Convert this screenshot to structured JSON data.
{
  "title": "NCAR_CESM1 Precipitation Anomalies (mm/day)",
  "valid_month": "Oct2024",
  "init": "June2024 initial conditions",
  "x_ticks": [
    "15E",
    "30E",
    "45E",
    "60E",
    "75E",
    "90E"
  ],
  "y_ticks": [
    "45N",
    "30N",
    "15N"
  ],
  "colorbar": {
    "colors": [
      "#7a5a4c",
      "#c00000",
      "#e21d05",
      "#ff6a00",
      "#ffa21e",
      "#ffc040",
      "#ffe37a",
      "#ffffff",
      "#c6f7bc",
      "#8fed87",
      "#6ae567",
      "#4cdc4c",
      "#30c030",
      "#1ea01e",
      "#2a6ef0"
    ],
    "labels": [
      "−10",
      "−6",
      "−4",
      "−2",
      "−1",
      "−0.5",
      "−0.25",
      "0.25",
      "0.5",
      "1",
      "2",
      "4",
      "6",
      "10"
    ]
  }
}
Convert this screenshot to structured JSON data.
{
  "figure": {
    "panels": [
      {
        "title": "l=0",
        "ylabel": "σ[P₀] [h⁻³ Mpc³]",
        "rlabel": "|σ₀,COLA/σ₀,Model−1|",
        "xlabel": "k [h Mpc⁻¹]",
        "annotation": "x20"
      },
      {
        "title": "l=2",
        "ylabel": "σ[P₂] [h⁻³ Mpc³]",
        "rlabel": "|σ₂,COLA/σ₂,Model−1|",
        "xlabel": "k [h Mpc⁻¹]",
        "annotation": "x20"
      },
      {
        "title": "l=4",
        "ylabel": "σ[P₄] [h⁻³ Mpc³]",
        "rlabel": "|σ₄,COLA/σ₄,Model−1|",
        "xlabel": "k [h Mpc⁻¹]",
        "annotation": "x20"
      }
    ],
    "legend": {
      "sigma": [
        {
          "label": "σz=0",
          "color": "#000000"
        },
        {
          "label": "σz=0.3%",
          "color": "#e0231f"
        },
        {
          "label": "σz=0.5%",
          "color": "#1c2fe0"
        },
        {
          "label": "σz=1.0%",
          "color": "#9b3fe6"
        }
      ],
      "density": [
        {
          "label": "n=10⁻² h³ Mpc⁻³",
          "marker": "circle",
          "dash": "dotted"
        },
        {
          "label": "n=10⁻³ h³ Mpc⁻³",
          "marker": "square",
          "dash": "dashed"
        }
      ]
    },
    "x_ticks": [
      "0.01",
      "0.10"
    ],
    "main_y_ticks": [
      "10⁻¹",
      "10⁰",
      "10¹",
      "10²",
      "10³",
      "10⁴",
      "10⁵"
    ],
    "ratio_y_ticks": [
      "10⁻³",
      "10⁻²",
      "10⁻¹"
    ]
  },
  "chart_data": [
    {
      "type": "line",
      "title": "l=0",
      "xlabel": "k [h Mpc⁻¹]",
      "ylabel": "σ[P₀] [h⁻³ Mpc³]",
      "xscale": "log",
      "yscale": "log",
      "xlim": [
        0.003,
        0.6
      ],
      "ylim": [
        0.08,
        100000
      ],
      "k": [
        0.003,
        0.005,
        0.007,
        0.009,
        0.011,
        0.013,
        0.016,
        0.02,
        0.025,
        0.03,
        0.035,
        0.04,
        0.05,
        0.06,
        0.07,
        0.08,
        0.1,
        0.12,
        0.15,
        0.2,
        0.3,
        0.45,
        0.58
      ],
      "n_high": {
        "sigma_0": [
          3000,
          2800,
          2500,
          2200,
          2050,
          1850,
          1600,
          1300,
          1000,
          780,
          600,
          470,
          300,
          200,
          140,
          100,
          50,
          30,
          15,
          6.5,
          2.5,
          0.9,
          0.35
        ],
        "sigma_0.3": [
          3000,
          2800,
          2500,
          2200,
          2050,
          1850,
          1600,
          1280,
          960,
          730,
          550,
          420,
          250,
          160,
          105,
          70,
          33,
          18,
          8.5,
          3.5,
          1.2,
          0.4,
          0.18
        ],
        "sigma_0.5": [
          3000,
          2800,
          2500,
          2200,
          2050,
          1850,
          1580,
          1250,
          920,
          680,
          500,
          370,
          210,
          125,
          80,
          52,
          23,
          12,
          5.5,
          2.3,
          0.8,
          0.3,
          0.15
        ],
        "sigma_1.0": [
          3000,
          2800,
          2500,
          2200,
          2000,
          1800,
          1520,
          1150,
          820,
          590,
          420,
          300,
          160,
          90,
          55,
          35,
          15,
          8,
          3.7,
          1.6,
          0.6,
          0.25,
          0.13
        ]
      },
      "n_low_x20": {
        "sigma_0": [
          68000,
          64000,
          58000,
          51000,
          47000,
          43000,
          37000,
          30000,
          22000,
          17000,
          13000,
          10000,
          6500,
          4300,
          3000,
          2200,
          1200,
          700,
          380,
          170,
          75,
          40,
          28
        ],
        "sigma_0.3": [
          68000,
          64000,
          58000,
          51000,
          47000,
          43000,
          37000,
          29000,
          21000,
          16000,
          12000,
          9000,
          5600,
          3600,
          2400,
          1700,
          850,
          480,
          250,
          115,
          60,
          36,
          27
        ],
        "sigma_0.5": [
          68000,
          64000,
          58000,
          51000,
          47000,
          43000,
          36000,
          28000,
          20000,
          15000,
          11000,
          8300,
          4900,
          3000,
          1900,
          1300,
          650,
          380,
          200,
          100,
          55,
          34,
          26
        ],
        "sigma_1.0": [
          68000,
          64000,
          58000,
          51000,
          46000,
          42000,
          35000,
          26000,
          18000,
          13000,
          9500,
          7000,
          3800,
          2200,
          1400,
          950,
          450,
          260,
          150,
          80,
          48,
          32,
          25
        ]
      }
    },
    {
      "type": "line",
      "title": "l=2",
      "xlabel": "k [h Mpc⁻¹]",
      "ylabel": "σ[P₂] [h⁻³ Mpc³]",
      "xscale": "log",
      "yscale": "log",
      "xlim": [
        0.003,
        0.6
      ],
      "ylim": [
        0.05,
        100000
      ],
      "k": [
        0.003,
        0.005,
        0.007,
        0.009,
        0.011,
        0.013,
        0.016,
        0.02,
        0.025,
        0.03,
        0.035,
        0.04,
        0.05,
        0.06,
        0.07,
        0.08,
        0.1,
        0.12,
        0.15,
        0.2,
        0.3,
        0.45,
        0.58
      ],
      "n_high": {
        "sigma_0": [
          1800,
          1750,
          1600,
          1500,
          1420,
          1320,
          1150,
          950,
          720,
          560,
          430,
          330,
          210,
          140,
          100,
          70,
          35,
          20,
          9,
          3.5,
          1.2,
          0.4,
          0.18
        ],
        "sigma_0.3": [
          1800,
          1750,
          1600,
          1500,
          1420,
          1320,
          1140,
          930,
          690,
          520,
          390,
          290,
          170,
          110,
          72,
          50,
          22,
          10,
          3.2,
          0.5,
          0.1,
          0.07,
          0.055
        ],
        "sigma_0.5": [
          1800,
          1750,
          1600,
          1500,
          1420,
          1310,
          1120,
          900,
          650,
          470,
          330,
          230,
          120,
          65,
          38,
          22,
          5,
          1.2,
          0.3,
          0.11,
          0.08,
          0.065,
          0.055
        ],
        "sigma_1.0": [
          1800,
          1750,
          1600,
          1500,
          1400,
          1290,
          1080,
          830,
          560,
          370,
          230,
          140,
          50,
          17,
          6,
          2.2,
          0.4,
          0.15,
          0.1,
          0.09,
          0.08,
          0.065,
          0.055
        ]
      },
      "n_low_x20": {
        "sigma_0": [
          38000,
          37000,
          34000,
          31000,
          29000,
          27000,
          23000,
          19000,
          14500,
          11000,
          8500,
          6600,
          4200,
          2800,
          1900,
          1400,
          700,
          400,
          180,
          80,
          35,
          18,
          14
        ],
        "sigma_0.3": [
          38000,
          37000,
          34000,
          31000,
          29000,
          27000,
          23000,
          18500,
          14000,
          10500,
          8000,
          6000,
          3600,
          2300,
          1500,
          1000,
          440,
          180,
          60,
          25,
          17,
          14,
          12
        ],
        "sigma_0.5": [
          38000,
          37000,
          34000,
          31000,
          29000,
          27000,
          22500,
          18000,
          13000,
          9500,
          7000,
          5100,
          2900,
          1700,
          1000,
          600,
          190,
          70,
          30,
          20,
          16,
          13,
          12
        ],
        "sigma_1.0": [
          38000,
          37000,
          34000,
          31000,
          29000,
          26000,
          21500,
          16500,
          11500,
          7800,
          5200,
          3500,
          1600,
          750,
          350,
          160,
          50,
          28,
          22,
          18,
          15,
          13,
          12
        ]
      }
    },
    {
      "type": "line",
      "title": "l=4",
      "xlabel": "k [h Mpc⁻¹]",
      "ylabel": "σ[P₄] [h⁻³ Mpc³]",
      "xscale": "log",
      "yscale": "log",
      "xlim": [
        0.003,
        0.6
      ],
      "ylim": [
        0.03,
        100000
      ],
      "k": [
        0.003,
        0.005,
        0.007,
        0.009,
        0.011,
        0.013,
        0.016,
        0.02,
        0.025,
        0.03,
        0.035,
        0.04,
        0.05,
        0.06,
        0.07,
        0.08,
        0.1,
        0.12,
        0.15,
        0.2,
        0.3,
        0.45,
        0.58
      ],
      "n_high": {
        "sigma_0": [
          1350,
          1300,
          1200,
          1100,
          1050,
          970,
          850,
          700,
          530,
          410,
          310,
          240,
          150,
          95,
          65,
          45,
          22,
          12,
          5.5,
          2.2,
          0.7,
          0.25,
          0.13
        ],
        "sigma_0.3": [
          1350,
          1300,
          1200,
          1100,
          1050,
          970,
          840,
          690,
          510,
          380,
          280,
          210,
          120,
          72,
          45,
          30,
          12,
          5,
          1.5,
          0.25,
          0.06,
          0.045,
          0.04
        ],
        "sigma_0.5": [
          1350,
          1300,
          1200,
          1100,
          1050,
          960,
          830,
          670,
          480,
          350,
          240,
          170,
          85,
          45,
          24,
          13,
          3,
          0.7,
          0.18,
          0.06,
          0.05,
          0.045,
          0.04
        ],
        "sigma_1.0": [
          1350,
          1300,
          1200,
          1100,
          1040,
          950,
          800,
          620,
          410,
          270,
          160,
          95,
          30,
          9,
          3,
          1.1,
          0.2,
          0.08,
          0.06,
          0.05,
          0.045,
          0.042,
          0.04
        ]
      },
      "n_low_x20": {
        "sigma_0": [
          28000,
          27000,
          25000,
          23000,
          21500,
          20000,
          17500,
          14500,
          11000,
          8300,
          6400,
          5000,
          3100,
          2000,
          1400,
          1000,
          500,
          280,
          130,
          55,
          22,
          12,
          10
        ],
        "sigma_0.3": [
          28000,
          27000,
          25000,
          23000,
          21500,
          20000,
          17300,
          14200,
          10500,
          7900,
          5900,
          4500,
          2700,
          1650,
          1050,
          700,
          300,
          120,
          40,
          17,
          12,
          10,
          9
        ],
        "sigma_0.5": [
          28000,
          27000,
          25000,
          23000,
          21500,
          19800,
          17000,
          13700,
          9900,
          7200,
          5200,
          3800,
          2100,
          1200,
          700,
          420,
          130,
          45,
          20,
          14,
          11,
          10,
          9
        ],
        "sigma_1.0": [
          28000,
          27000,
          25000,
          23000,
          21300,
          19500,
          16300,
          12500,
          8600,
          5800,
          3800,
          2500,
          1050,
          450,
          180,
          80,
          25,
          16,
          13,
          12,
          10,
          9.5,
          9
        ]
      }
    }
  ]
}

================

AIM OF THE EXERCISE: Gather each line that holds "COLA".

SOLUTION:
        "rlabel": "|σ₀,COLA/σ₀,Model−1|",
        "rlabel": "|σ₂,COLA/σ₂,Model−1|",
        "rlabel": "|σ₄,COLA/σ₄,Model−1|",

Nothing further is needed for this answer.